• **Task details**: Copy every line of the material below word for word, leaving out the picture.

** START OF Record list **

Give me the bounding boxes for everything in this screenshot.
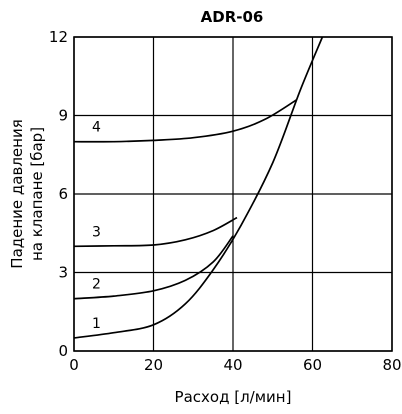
x-tick-label: 20 [144,356,163,374]
series-label-2: 2 [92,277,101,293]
y-tick-label: 9 [58,107,68,125]
series-label-3: 3 [92,224,101,240]
series-label-4: 4 [92,120,101,136]
plot-frame [73,36,393,352]
series-line-3 [73,216,238,248]
x-tick-label: 40 [223,356,242,374]
chart-title: ADR-06 [201,8,264,26]
y-tick-labels: 0 3 6 9 12 [49,28,68,360]
y-tick-label: 0 [58,342,68,360]
y-tick-label: 12 [49,28,68,46]
y-tick-label: 6 [58,185,68,203]
x-axis-label: Расход [л/мин] [175,388,292,406]
series-label-1: 1 [92,316,101,332]
x-tick-label: 80 [382,356,401,374]
x-tick-label: 60 [303,356,322,374]
y-axis-label-line-1: Падение давления [8,119,26,268]
x-tick-label: 0 [69,356,79,374]
series-line-4 [73,99,298,143]
series-line-1 [73,36,324,339]
y-axis-label-line-2: на клапане [бар] [28,127,46,261]
series-group [73,36,324,339]
series-labels: 1 2 3 4 [92,120,101,332]
y-tick-label: 3 [58,264,68,282]
x-tick-labels: 0 20 40 60 80 [69,356,401,374]
series-line-2 [73,235,234,300]
grid [73,36,393,352]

** END OF Record list **

• **Correct response**:
Give me the bounding boxes for everything in this screenshot.
x-tick-label: 20 [144,356,163,374]
series-label-2: 2 [92,277,101,293]
y-tick-label: 9 [58,107,68,125]
series-label-3: 3 [92,224,101,240]
series-label-4: 4 [92,120,101,136]
plot-frame [73,36,393,352]
series-line-3 [73,216,238,248]
x-tick-label: 40 [223,356,242,374]
chart-title: ADR-06 [201,8,264,26]
y-tick-labels: 0 3 6 9 12 [49,28,68,360]
y-tick-label: 0 [58,342,68,360]
y-tick-label: 12 [49,28,68,46]
y-tick-label: 6 [58,185,68,203]
x-axis-label: Расход [л/мин] [175,388,292,406]
series-label-1: 1 [92,316,101,332]
x-tick-label: 80 [382,356,401,374]
x-tick-label: 60 [303,356,322,374]
y-axis-label-line-1: Падение давления [8,119,26,268]
x-tick-label: 0 [69,356,79,374]
series-line-4 [73,99,298,143]
series-line-1 [73,36,324,339]
y-axis-label-line-2: на клапане [бар] [28,127,46,261]
series-group [73,36,324,339]
series-labels: 1 2 3 4 [92,120,101,332]
y-tick-label: 3 [58,264,68,282]
x-tick-labels: 0 20 40 60 80 [69,356,401,374]
series-line-2 [73,235,234,300]
grid [73,36,393,352]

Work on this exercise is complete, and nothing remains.